Problem description: In the entries below, count every line containing "right". Reply with the number alone.

Material supplied:

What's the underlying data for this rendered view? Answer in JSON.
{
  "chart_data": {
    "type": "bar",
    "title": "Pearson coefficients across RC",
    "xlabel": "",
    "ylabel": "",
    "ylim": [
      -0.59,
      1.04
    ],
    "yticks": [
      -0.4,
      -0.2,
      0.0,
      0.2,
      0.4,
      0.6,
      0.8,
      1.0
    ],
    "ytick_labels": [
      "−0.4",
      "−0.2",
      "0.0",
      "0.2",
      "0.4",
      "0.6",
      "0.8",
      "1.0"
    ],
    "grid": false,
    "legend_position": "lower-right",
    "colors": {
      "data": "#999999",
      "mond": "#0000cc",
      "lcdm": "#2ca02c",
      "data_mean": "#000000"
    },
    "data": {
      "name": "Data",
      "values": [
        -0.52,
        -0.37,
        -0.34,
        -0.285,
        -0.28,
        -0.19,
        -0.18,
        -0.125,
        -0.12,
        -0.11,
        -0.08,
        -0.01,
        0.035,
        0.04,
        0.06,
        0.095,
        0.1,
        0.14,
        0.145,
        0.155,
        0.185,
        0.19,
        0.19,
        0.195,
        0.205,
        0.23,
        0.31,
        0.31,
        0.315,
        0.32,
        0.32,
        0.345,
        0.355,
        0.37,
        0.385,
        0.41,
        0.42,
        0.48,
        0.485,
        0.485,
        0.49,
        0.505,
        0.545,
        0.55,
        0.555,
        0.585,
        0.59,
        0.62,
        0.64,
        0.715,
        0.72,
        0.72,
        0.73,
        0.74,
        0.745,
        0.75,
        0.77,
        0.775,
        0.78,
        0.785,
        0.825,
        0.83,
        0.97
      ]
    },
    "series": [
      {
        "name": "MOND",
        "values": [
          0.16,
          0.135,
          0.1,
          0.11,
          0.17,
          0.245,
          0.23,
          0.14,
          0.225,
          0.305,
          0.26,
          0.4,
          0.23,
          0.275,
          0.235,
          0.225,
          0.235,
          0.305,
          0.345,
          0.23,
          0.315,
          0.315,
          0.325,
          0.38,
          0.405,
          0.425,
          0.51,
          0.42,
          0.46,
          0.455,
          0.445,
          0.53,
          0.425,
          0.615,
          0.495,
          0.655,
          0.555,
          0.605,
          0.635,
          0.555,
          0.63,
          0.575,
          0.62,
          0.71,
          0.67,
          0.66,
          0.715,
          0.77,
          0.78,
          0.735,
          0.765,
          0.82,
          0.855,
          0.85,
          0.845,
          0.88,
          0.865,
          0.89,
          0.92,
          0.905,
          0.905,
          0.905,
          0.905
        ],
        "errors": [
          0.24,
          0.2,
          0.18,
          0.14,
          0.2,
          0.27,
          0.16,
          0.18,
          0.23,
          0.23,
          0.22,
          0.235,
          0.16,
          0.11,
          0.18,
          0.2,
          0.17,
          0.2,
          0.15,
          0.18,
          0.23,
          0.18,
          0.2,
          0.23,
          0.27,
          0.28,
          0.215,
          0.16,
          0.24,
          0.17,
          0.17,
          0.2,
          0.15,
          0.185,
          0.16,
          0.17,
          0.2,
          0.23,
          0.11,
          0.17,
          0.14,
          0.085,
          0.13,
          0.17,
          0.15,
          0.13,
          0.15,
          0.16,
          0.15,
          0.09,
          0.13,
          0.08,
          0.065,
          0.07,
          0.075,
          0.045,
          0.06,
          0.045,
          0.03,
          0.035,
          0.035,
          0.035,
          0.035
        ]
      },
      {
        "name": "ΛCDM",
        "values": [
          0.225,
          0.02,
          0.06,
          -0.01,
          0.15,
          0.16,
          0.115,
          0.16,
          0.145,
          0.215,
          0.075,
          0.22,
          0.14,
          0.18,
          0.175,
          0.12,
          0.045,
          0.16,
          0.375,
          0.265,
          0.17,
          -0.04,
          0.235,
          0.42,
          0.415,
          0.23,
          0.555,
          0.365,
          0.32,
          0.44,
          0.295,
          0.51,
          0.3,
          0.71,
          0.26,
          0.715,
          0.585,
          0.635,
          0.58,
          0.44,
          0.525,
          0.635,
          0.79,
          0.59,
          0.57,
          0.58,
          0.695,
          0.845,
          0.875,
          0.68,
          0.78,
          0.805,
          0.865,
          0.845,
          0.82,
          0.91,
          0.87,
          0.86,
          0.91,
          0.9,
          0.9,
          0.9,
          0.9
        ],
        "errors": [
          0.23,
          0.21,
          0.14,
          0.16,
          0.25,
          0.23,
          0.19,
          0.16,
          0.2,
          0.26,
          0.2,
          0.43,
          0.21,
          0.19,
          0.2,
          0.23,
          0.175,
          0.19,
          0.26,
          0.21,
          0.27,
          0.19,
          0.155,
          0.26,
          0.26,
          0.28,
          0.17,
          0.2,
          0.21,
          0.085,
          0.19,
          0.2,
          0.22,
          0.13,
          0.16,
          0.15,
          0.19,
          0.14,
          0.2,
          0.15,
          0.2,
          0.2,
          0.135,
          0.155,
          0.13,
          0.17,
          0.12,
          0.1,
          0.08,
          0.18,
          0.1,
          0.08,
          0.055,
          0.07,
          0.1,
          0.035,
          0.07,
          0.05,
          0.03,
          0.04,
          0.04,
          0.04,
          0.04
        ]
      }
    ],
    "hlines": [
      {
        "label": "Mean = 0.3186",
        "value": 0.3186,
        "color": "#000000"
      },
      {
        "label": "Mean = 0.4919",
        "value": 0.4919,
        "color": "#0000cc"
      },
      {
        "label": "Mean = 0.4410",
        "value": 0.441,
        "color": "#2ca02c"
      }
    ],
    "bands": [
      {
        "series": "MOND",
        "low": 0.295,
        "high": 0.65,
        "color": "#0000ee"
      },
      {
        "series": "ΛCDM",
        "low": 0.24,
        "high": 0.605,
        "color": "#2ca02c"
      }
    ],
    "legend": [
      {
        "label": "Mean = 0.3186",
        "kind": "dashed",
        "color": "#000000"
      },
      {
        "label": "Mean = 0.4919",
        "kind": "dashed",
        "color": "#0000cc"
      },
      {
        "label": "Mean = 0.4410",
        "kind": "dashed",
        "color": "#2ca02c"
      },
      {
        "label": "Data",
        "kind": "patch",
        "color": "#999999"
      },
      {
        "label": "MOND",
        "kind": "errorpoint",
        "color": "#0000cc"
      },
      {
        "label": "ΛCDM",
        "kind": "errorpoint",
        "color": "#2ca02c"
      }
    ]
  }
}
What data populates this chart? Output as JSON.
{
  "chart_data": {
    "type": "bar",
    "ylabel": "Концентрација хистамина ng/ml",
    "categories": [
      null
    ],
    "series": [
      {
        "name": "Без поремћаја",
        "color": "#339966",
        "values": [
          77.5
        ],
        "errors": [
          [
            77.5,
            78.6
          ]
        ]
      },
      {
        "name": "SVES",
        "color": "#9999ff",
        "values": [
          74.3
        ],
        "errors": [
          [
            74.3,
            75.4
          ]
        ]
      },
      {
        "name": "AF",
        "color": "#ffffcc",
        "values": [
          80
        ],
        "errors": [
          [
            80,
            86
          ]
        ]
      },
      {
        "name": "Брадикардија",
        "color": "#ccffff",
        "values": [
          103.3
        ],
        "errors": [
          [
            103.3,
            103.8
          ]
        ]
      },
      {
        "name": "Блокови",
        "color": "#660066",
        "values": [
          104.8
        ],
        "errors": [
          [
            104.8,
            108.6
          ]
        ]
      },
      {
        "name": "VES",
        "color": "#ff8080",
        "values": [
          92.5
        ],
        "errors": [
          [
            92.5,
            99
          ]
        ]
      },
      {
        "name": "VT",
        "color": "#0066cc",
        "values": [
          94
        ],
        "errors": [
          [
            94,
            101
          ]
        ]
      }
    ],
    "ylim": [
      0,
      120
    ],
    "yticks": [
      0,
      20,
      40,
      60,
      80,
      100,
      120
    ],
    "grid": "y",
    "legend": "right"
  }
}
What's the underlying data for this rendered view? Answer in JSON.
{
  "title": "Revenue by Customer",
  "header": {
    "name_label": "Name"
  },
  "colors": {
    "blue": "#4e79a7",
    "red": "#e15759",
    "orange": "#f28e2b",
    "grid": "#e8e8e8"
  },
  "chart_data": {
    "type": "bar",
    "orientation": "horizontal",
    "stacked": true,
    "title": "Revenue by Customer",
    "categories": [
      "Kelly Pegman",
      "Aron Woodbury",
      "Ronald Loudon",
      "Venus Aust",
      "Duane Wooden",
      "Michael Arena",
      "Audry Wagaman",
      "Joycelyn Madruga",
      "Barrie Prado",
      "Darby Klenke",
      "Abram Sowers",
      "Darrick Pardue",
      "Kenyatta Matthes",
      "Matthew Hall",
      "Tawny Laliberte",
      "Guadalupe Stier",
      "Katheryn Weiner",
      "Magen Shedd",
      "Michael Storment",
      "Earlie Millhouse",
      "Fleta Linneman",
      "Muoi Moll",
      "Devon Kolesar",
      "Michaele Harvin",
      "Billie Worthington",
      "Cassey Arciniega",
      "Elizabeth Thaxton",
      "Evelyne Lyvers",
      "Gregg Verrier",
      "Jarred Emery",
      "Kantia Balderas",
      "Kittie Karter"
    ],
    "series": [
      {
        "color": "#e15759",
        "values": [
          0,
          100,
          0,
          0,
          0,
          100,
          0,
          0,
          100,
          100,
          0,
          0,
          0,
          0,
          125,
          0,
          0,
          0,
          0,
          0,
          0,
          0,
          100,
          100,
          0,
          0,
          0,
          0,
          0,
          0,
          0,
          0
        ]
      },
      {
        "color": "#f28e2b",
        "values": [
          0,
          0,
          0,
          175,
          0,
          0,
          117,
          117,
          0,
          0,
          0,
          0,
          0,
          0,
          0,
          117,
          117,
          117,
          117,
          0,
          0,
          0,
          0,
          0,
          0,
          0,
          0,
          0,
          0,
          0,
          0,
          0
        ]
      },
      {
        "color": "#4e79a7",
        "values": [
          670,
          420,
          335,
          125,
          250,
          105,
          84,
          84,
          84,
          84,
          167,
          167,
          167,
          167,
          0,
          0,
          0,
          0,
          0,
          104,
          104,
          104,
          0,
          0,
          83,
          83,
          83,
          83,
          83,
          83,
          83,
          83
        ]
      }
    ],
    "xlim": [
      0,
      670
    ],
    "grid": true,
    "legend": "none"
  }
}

Written reply: 2